--- Begin ---

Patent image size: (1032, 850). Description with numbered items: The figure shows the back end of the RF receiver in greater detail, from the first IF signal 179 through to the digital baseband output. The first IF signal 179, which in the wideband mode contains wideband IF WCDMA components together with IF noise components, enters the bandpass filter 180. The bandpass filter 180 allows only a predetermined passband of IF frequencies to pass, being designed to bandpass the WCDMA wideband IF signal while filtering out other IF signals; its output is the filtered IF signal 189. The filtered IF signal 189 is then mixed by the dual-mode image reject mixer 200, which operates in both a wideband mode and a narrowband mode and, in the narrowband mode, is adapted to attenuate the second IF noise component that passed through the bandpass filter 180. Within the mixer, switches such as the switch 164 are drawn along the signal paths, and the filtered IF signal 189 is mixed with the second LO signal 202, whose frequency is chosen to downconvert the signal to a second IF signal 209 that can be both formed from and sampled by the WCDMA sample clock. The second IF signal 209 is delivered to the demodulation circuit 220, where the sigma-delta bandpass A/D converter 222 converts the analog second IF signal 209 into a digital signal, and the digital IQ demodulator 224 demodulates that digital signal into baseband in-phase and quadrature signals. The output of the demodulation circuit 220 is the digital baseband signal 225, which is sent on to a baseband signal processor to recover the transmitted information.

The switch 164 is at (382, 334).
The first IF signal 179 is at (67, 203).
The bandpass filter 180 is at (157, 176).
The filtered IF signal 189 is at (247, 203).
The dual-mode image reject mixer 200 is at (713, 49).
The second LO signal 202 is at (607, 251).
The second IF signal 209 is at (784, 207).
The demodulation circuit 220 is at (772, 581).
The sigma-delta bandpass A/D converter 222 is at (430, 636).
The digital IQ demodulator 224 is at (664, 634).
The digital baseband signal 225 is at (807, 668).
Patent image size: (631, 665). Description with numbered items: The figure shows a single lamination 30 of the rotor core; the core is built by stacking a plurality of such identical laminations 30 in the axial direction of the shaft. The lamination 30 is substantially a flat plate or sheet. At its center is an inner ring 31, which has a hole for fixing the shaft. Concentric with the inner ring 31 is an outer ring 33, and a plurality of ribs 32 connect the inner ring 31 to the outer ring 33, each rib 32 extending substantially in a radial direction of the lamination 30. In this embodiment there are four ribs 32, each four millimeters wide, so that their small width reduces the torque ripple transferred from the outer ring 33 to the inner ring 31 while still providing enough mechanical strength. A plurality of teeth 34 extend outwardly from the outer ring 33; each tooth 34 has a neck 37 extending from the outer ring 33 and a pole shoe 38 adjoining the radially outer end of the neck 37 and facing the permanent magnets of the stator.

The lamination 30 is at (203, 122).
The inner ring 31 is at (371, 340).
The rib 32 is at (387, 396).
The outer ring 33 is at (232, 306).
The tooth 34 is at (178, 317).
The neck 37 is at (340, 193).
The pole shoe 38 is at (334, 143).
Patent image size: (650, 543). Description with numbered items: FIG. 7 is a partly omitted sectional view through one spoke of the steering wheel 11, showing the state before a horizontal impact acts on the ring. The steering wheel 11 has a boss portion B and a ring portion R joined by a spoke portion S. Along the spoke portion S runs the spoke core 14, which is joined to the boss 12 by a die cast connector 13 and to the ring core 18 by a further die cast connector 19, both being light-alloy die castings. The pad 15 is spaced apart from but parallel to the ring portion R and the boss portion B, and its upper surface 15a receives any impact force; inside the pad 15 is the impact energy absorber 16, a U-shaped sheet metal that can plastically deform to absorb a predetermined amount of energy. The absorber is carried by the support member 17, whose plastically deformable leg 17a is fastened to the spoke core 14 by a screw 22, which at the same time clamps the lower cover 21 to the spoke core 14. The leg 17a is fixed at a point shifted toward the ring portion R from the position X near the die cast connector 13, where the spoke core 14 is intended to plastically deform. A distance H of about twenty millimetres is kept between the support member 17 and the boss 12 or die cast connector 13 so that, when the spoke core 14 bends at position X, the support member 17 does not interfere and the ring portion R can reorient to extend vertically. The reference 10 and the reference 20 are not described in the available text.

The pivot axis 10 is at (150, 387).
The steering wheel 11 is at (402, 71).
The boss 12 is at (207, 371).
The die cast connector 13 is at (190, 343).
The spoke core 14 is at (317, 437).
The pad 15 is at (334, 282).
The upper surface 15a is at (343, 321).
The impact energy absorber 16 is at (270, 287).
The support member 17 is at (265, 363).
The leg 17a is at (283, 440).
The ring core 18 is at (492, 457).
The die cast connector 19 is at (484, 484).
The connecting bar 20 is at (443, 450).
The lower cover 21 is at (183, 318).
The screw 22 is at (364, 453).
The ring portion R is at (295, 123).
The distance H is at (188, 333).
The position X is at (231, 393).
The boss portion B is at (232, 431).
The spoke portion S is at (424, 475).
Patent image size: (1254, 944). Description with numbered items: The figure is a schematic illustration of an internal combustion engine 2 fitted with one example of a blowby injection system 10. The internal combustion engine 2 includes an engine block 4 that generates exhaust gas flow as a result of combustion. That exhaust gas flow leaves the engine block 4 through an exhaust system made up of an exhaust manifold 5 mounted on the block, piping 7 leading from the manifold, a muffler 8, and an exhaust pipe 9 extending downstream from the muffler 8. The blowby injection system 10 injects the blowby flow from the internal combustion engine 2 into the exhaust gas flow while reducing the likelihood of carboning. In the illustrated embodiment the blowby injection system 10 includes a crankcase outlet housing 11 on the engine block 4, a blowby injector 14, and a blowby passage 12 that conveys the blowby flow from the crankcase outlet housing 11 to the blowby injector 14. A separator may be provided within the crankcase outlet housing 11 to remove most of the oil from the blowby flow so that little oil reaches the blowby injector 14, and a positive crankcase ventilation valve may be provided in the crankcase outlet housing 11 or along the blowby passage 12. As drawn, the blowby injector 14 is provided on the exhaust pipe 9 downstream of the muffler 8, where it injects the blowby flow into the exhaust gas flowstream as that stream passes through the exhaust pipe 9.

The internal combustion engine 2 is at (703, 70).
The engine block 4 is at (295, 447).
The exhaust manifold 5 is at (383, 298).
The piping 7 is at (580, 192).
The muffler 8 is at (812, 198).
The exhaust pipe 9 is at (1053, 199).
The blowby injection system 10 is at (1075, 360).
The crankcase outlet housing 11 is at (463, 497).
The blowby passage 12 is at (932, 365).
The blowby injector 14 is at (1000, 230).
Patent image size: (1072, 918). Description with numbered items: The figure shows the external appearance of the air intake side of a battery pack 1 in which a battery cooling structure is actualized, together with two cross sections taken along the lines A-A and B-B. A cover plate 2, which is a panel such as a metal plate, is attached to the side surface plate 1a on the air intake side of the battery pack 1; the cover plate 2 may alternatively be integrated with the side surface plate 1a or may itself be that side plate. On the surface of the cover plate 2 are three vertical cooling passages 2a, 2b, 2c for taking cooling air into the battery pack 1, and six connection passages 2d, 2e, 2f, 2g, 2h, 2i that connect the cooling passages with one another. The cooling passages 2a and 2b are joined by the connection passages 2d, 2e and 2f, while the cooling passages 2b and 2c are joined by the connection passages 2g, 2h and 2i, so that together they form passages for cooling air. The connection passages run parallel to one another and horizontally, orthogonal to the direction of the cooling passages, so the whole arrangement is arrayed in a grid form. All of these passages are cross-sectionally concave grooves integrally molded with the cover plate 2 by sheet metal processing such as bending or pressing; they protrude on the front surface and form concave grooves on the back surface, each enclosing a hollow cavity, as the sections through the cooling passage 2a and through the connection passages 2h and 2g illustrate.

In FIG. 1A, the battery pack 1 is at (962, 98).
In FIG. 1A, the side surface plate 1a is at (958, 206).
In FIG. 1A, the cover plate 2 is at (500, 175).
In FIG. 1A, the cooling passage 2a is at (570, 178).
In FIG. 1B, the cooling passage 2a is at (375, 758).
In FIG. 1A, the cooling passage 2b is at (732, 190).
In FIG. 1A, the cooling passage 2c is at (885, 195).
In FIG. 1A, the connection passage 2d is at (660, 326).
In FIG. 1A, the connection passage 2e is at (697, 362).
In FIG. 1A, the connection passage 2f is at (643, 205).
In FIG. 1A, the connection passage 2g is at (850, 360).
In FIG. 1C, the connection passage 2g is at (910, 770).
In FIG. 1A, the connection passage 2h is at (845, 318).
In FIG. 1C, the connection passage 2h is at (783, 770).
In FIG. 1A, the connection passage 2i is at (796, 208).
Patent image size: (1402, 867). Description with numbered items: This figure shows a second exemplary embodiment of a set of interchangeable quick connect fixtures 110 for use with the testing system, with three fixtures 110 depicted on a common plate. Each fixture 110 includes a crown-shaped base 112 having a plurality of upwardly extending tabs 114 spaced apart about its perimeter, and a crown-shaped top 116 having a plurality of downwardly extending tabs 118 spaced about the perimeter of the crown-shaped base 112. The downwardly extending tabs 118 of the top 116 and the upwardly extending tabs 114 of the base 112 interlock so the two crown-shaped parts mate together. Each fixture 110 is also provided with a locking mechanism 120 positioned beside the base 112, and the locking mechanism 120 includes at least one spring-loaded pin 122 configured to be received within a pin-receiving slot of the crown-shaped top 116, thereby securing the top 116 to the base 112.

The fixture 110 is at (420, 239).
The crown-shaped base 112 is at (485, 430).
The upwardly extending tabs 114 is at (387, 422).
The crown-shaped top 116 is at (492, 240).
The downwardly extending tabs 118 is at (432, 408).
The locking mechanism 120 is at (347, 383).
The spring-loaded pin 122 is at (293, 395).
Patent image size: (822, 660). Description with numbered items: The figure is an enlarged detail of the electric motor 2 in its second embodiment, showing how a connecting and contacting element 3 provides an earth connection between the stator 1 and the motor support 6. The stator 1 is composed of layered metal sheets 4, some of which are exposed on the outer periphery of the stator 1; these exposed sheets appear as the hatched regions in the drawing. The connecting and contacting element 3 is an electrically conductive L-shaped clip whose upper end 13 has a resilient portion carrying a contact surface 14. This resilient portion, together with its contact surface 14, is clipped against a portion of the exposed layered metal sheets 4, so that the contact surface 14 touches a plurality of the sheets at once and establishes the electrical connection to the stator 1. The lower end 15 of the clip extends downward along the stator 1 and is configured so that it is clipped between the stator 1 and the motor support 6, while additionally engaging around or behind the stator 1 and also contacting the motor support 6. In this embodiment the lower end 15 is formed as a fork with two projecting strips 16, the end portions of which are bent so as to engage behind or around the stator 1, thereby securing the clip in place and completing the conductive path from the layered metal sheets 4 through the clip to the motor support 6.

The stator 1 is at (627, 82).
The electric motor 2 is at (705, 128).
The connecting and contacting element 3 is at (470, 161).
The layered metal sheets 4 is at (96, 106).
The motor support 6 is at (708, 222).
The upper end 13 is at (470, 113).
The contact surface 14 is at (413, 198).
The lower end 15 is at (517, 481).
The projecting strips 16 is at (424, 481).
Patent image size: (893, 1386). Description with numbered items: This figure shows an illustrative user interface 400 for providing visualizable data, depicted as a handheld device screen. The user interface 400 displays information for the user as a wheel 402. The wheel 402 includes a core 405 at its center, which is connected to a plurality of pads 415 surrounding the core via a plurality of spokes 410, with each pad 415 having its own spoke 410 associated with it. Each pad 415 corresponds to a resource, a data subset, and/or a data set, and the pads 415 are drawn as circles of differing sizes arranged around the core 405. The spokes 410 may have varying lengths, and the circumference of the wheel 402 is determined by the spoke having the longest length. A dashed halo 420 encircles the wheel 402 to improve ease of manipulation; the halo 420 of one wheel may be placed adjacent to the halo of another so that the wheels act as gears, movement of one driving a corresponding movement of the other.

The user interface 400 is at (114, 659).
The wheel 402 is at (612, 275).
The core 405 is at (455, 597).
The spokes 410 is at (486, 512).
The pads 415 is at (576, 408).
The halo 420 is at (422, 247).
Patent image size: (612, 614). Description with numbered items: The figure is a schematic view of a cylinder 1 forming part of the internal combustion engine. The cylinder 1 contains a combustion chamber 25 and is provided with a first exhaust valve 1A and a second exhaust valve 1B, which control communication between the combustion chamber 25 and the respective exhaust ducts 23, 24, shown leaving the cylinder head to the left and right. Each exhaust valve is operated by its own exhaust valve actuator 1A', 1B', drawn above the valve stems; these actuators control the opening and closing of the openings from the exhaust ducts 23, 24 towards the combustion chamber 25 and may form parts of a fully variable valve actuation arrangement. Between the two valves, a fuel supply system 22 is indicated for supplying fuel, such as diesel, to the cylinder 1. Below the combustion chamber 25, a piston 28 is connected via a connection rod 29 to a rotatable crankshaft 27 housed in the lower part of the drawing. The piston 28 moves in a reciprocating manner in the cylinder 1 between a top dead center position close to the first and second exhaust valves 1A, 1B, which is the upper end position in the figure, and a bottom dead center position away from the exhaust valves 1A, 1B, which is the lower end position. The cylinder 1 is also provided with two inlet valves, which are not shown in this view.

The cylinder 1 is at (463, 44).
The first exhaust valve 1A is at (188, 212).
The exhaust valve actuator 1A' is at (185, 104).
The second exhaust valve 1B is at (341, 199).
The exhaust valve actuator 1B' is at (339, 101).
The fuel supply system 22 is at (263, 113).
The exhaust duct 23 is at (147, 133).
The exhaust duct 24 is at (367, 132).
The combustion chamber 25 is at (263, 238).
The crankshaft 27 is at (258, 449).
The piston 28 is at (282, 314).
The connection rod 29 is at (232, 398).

--- End ---

Problem statement: Rewrite the lines from the one holding "Patent image size: (822, 660)." through the one holding "The projecting strips 16 is at (424, 481).", inclusive, putting "ground connection" wherever "earth connection" appears and leaving everything else as it is.

Answer for this exercise:
Patent image size: (822, 660). Description with numbered items: The figure is an enlarged detail of the electric motor 2 in its second embodiment, showing how a connecting and contacting element 3 provides an ground connection between the stator 1 and the motor support 6. The stator 1 is composed of layered metal sheets 4, some of which are exposed on the outer periphery of the stator 1; these exposed sheets appear as the hatched regions in the drawing. The connecting and contacting element 3 is an electrically conductive L-shaped clip whose upper end 13 has a resilient portion carrying a contact surface 14. This resilient portion, together with its contact surface 14, is clipped against a portion of the exposed layered metal sheets 4, so that the contact surface 14 touches a plurality of the sheets at once and establishes the electrical connection to the stator 1. The lower end 15 of the clip extends downward along the stator 1 and is configured so that it is clipped between the stator 1 and the motor support 6, while additionally engaging around or behind the stator 1 and also contacting the motor support 6. In this embodiment the lower end 15 is formed as a fork with two projecting strips 16, the end portions of which are bent so as to engage behind or around the stator 1, thereby securing the clip in place and completing the conductive path from the layered metal sheets 4 through the clip to the motor support 6.

The stator 1 is at (627, 82).
The electric motor 2 is at (705, 128).
The connecting and contacting element 3 is at (470, 161).
The layered metal sheets 4 is at (96, 106).
The motor support 6 is at (708, 222).
The upper end 13 is at (470, 113).
The contact surface 14 is at (413, 198).
The lower end 15 is at (517, 481).
The projecting strips 16 is at (424, 481).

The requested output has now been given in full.